— BEGIN RECORDS SHOWN —

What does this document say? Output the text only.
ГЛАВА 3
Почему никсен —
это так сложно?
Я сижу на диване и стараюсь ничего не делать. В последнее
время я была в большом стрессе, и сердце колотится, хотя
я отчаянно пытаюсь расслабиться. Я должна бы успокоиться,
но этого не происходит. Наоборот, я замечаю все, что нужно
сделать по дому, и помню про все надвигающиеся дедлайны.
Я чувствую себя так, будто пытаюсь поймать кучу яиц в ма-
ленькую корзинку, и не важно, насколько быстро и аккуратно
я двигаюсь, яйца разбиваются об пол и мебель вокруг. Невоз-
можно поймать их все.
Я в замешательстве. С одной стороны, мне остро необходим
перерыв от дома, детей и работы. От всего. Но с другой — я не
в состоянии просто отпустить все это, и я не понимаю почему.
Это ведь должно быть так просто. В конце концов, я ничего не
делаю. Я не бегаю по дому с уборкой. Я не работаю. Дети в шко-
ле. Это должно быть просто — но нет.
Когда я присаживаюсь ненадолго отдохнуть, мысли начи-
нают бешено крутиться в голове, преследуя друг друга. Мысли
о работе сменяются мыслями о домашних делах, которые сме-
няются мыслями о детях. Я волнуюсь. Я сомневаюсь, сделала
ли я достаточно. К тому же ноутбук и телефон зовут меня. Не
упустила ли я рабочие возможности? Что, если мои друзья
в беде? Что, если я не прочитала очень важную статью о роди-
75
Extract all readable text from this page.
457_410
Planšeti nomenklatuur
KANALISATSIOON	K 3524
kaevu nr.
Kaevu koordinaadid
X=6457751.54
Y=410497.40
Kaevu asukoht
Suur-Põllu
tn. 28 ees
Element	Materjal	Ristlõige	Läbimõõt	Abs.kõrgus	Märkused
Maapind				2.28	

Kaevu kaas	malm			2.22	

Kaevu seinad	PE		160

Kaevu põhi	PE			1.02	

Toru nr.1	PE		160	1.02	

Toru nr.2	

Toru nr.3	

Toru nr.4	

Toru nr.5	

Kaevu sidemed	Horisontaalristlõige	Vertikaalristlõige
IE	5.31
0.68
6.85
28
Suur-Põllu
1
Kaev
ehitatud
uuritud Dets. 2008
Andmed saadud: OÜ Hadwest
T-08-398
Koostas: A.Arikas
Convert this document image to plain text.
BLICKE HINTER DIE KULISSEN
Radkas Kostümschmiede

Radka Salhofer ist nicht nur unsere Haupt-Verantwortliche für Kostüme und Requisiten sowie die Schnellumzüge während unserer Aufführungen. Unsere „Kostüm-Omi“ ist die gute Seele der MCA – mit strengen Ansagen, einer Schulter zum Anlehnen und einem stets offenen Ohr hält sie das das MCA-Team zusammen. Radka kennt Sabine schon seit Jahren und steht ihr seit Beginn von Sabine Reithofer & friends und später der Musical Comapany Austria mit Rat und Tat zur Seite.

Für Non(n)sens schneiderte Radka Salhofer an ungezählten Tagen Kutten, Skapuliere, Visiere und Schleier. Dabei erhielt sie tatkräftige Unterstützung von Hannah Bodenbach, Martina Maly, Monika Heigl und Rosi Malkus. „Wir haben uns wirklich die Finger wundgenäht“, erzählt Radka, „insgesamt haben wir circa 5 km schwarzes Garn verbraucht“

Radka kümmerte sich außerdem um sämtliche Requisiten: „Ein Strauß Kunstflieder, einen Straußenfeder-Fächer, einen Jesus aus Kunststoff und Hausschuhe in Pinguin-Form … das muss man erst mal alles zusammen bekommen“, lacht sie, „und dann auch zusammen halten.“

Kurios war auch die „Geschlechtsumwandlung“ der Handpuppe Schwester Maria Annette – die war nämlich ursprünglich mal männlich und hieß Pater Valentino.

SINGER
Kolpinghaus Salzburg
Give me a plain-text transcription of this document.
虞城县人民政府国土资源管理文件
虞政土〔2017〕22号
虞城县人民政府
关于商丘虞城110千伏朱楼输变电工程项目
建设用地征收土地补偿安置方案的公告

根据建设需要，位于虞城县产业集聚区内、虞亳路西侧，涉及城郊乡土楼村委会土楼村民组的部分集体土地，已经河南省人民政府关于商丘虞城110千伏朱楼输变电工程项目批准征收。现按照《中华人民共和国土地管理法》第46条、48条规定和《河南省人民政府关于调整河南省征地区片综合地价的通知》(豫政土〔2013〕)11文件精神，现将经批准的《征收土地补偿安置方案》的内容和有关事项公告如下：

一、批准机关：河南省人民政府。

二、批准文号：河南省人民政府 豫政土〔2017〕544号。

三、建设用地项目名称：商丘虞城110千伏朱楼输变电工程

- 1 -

— END RECORDS SHOWN —

GIVEN REQUEST: Return the material exactly as it stands.

THE SOLUTION:
What does this document say? Output the text only.
ГЛАВА 3
Почему никсен —
это так сложно?
Я сижу на диване и стараюсь ничего не делать. В последнее
время я была в большом стрессе, и сердце колотится, хотя
я отчаянно пытаюсь расслабиться. Я должна бы успокоиться,
но этого не происходит. Наоборот, я замечаю все, что нужно
сделать по дому, и помню про все надвигающиеся дедлайны.
Я чувствую себя так, будто пытаюсь поймать кучу яиц в ма-
ленькую корзинку, и не важно, насколько быстро и аккуратно
я двигаюсь, яйца разбиваются об пол и мебель вокруг. Невоз-
можно поймать их все.
Я в замешательстве. С одной стороны, мне остро необходим
перерыв от дома, детей и работы. От всего. Но с другой — я не
в состоянии просто отпустить все это, и я не понимаю почему.
Это ведь должно быть так просто. В конце концов, я ничего не
делаю. Я не бегаю по дому с уборкой. Я не работаю. Дети в шко-
ле. Это должно быть просто — но нет.
Когда я присаживаюсь ненадолго отдохнуть, мысли начи-
нают бешено крутиться в голове, преследуя друг друга. Мысли
о работе сменяются мыслями о домашних делах, которые сме-
няются мыслями о детях. Я волнуюсь. Я сомневаюсь, сделала
ли я достаточно. К тому же ноутбук и телефон зовут меня. Не
упустила ли я рабочие возможности? Что, если мои друзья
в беде? Что, если я не прочитала очень важную статью о роди-
75
Extract all readable text from this page.
457_410
Planšeti nomenklatuur
KANALISATSIOON	K 3524
kaevu nr.
Kaevu koordinaadid
X=6457751.54
Y=410497.40
Kaevu asukoht
Suur-Põllu
tn. 28 ees
Element	Materjal	Ristlõige	Läbimõõt	Abs.kõrgus	Märkused
Maapind				2.28	

Kaevu kaas	malm			2.22	

Kaevu seinad	PE		160

Kaevu põhi	PE			1.02	

Toru nr.1	PE		160	1.02	

Toru nr.2	

Toru nr.3	

Toru nr.4	

Toru nr.5	

Kaevu sidemed	Horisontaalristlõige	Vertikaalristlõige
IE	5.31
0.68
6.85
28
Suur-Põllu
1
Kaev
ehitatud
uuritud Dets. 2008
Andmed saadud: OÜ Hadwest
T-08-398
Koostas: A.Arikas
Convert this document image to plain text.
BLICKE HINTER DIE KULISSEN
Radkas Kostümschmiede

Radka Salhofer ist nicht nur unsere Haupt-Verantwortliche für Kostüme und Requisiten sowie die Schnellumzüge während unserer Aufführungen. Unsere „Kostüm-Omi“ ist die gute Seele der MCA – mit strengen Ansagen, einer Schulter zum Anlehnen und einem stets offenen Ohr hält sie das das MCA-Team zusammen. Radka kennt Sabine schon seit Jahren und steht ihr seit Beginn von Sabine Reithofer & friends und später der Musical Comapany Austria mit Rat und Tat zur Seite.

Für Non(n)sens schneiderte Radka Salhofer an ungezählten Tagen Kutten, Skapuliere, Visiere und Schleier. Dabei erhielt sie tatkräftige Unterstützung von Hannah Bodenbach, Martina Maly, Monika Heigl und Rosi Malkus. „Wir haben uns wirklich die Finger wundgenäht“, erzählt Radka, „insgesamt haben wir circa 5 km schwarzes Garn verbraucht“

Radka kümmerte sich außerdem um sämtliche Requisiten: „Ein Strauß Kunstflieder, einen Straußenfeder-Fächer, einen Jesus aus Kunststoff und Hausschuhe in Pinguin-Form … das muss man erst mal alles zusammen bekommen“, lacht sie, „und dann auch zusammen halten.“

Kurios war auch die „Geschlechtsumwandlung“ der Handpuppe Schwester Maria Annette – die war nämlich ursprünglich mal männlich und hieß Pater Valentino.

SINGER
Kolpinghaus Salzburg
Give me a plain-text transcription of this document.
虞城县人民政府国土资源管理文件
虞政土〔2017〕22号
虞城县人民政府
关于商丘虞城110千伏朱楼输变电工程项目
建设用地征收土地补偿安置方案的公告

根据建设需要，位于虞城县产业集聚区内、虞亳路西侧，涉及城郊乡土楼村委会土楼村民组的部分集体土地，已经河南省人民政府关于商丘虞城110千伏朱楼输变电工程项目批准征收。现按照《中华人民共和国土地管理法》第46条、48条规定和《河南省人民政府关于调整河南省征地区片综合地价的通知》(豫政土〔2013〕)11文件精神，现将经批准的《征收土地补偿安置方案》的内容和有关事项公告如下：

一、批准机关：河南省人民政府。

二、批准文号：河南省人民政府 豫政土〔2017〕544号。

三、建设用地项目名称：商丘虞城110千伏朱楼输变电工程

- 1 -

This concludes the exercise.